(What is being asked):
Count how many lines of the material hold "Setup". Respond with that number alone.
# Start of Extracted information
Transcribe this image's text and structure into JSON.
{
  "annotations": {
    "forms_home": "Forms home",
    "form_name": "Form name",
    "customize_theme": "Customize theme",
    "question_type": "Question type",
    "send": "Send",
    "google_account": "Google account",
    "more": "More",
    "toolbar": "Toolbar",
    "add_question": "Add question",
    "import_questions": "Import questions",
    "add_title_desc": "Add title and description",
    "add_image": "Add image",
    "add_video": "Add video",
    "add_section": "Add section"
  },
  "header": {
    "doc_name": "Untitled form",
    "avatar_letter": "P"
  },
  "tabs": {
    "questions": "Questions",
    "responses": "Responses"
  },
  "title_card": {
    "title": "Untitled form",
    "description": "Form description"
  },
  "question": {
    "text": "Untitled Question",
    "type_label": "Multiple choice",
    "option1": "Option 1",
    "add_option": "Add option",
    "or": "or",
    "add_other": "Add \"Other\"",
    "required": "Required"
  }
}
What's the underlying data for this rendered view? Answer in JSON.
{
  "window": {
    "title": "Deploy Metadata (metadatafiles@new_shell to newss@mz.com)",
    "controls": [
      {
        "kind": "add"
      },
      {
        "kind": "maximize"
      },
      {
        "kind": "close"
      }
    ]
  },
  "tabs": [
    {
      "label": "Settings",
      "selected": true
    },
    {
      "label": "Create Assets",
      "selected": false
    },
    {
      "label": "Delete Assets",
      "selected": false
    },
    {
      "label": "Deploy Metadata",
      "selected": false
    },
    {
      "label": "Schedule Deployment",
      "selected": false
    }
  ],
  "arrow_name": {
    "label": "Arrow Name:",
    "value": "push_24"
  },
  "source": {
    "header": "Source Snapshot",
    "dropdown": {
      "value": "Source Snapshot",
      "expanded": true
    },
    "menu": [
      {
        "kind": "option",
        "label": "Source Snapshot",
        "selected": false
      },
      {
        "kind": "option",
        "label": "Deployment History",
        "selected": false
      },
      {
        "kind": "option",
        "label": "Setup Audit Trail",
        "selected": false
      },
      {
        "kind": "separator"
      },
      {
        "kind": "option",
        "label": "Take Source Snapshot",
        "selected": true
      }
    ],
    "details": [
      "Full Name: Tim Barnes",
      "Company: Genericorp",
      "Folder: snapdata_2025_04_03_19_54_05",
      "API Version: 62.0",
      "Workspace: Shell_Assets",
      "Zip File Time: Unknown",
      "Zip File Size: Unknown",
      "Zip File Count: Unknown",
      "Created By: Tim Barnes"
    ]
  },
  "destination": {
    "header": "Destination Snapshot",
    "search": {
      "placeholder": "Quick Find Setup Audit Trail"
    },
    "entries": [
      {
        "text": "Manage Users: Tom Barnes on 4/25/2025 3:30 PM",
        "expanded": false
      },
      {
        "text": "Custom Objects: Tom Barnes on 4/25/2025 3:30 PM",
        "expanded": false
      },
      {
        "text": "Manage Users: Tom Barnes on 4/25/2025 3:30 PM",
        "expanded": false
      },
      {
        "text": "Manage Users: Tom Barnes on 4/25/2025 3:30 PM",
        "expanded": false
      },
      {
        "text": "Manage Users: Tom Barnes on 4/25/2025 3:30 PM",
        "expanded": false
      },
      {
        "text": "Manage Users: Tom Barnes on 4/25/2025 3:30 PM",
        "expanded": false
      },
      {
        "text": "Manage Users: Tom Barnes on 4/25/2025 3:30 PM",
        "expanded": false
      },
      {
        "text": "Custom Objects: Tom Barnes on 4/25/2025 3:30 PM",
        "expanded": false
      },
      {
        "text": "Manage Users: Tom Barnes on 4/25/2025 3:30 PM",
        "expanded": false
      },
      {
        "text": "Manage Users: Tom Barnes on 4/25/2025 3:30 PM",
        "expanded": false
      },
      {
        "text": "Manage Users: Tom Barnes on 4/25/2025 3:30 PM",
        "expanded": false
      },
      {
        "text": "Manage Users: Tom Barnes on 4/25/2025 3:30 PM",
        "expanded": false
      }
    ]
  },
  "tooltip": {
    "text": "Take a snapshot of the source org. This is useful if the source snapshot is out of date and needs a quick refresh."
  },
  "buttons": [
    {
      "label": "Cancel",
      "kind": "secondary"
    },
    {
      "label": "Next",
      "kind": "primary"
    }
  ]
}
# End of Extracted information
(Finished exercise):
2